→ **Extrait de la page**
C’est une histoire qui refait surface, et pour cause. Depuis quelques jours, une ancienne fuite de données titanesque est redevenue très active sur les forums du dark web.
Son nom, les habitués le connaissent déjà : MOAB – pour Mother of All Breaches. Aujourd’hui, ce ne sont pas quelques centaines de milliers d’identifiants qui sont sur cette base de données, ni même quelques millions.
On parle ici de plus de 16 milliards d’e-mails/mot de passe, accessibles aux pirates en quelques clics.
Alors, que s’est-il réellement passé ? Est-ce une nouvelle attaque ? Pas tout à fait.
Le terme “fuite” est un peu trompeur. Il ne s’agit pas d’un piratage récent, mais plutôt d’une nouvelle bible géante de brèches passées, en un seul fichier et remise en circulation début juin 2025.

→ **Votre objectif**
D'après l'extrait sur la fuite MOAB, combien d'e-mails et de mots de passe cette base de données contient-elle ?

→ **Données fournies**
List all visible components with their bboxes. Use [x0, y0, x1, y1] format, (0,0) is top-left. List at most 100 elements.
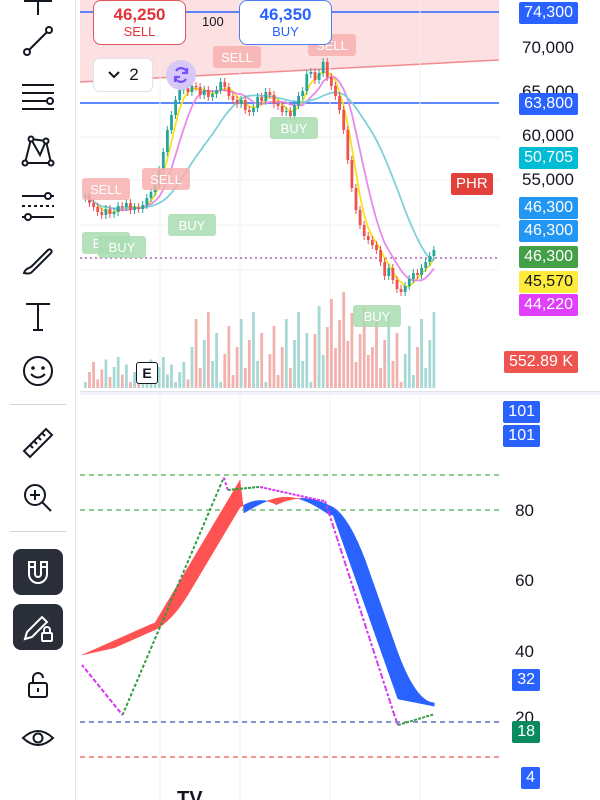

→ **Exercice corrigé**
Plus de 16 milliards d'e-mails/mot de passe.